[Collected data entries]
★ ★ ★ ★ ★
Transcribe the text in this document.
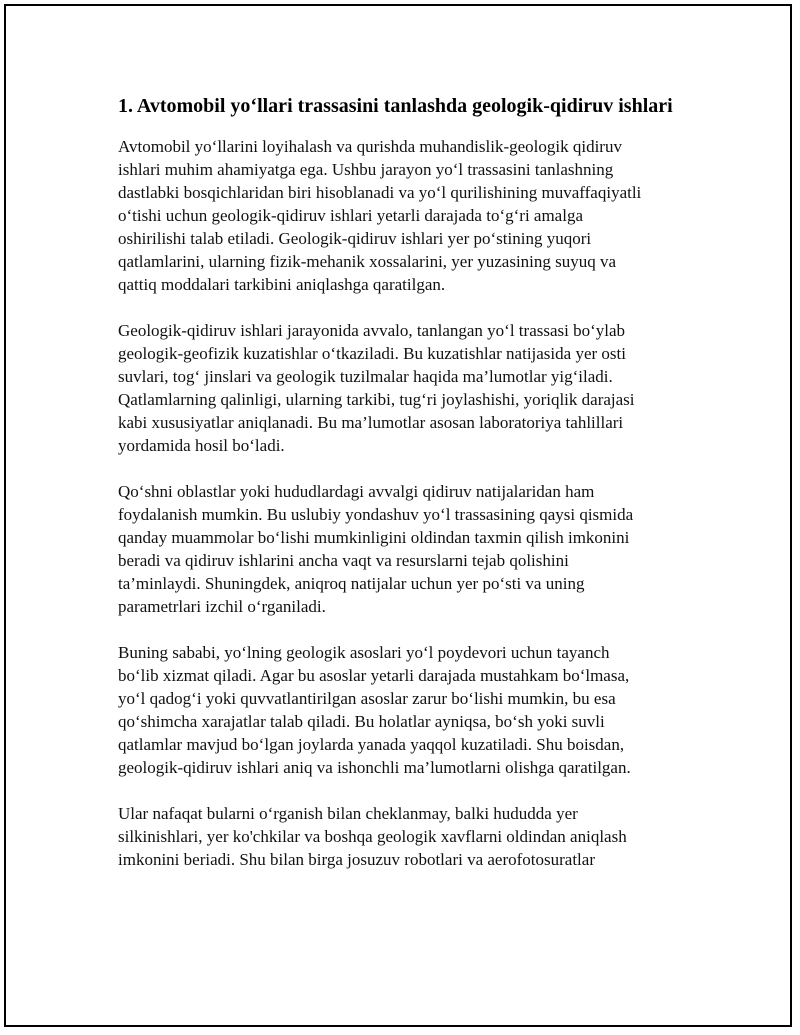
1. Avtomobil yo‘llari trassasini tanlashda geologik-qidiruv ishlari

Avtomobil yo‘llarini loyihalash va qurishda muhandislik-geologik qidiruv
ishlari muhim ahamiyatga ega. Ushbu jarayon yo‘l trassasini tanlashning
dastlabki bosqichlaridan biri hisoblanadi va yo‘l qurilishining muvaffaqiyatli
o‘tishi uchun geologik-qidiruv ishlari yetarli darajada to‘g‘ri amalga
oshirilishi talab etiladi. Geologik-qidiruv ishlari yer po‘stining yuqori
qatlamlarini, ularning fizik-mehanik xossalarini, yer yuzasining suyuq va
qattiq moddalari tarkibini aniqlashga qaratilgan.

Geologik-qidiruv ishlari jarayonida avvalo, tanlangan yo‘l trassasi bo‘ylab
geologik-geofizik kuzatishlar o‘tkaziladi. Bu kuzatishlar natijasida yer osti
suvlari, tog‘ jinslari va geologik tuzilmalar haqida ma’lumotlar yig‘iladi.
Qatlamlarning qalinligi, ularning tarkibi, tug‘ri joylashishi, yoriqlik darajasi
kabi xususiyatlar aniqlanadi. Bu ma’lumotlar asosan laboratoriya tahlillari
yordamida hosil bo‘ladi.

Qo‘shni oblastlar yoki hududlardagi avvalgi qidiruv natijalaridan ham
foydalanish mumkin. Bu uslubiy yondashuv yo‘l trassasining qaysi qismida
qanday muammolar bo‘lishi mumkinligini oldindan taxmin qilish imkonini
beradi va qidiruv ishlarini ancha vaqt va resurslarni tejab qolishini
ta’minlaydi. Shuningdek, aniqroq natijalar uchun yer po‘sti va uning
parametrlari izchil o‘rganiladi.

Buning sababi, yo‘lning geologik asoslari yo‘l poydevori uchun tayanch
bo‘lib xizmat qiladi. Agar bu asoslar yetarli darajada mustahkam bo‘lmasa,
yo‘l qadog‘i yoki quvvatlantirilgan asoslar zarur bo‘lishi mumkin, bu esa
qo‘shimcha xarajatlar talab qiladi. Bu holatlar ayniqsa, bo‘sh yoki suvli
qatlamlar mavjud bo‘lgan joylarda yanada yaqqol kuzatiladi. Shu boisdan,
geologik-qidiruv ishlari aniq va ishonchli ma’lumotlarni olishga qaratilgan.

Ular nafaqat bularni o‘rganish bilan cheklanmay, balki hududda yer
silkinishlari, yer ko'chkilar va boshqa geologik xavflarni oldindan aniqlash
imkonini beriadi. Shu bilan birga josuzuv robotlari va aerofotosuratlar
★ ★ ★ ★ ★
Select all lines in the listing that include the word "qaratilgan".

> [THE SOLUTION]:
qattiq moddalari tarkibini aniqlashga qaratilgan.
geologik-qidiruv ishlari aniq va ishonchli ma’lumotlarni olishga qaratilgan.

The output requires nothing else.